- WHAT IS BEING ASKED -
Copy each line of the data below with the word "values".

- RECORDS SUPPLIED -

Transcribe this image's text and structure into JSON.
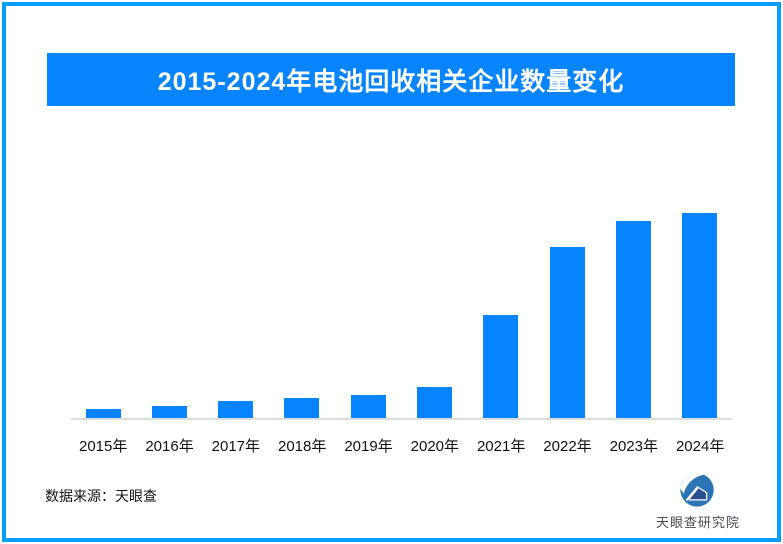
{
  "banner": {
    "title": "2015-2024年电池回收相关企业数量变化"
  },
  "chart_data": {
    "type": "bar",
    "title": "2015-2024年电池回收相关企业数量变化",
    "categories": [
      "2015年",
      "2016年",
      "2017年",
      "2018年",
      "2019年",
      "2020年",
      "2021年",
      "2022年",
      "2023年",
      "2024年"
    ],
    "values": [
      4.6,
      6.1,
      8.3,
      9.7,
      11.0,
      15.1,
      50.2,
      83.3,
      96.3,
      100
    ],
    "xlabel": "",
    "ylabel": "",
    "ylim": [
      0,
      100
    ],
    "grid": false,
    "legend": "none",
    "bar_color": "#0884ff",
    "note": "no y-axis or data labels shown in chart; values are relative bar heights normalized to 2024 = 100"
  },
  "footer": {
    "source_label": "数据来源：天眼查"
  },
  "logo": {
    "label": "天眼查研究院",
    "icon": "tianyancha-eye-logo"
  },
  "colors": {
    "accent_blue": "#0884ff",
    "frame_blue": "#099ef6",
    "axis_line": "#dddddd",
    "label_text": "#111213",
    "logo_text": "#4b4b52",
    "logo_circle_blue": "#2b74b6",
    "logo_house_blue": "#2b4e8c"
  }
}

- RESPONSE FOR THIS EXERCISE -
    "values": [
    "note": "no y-axis or data labels shown in chart; values are relative bar heights normalized to 2024 = 100"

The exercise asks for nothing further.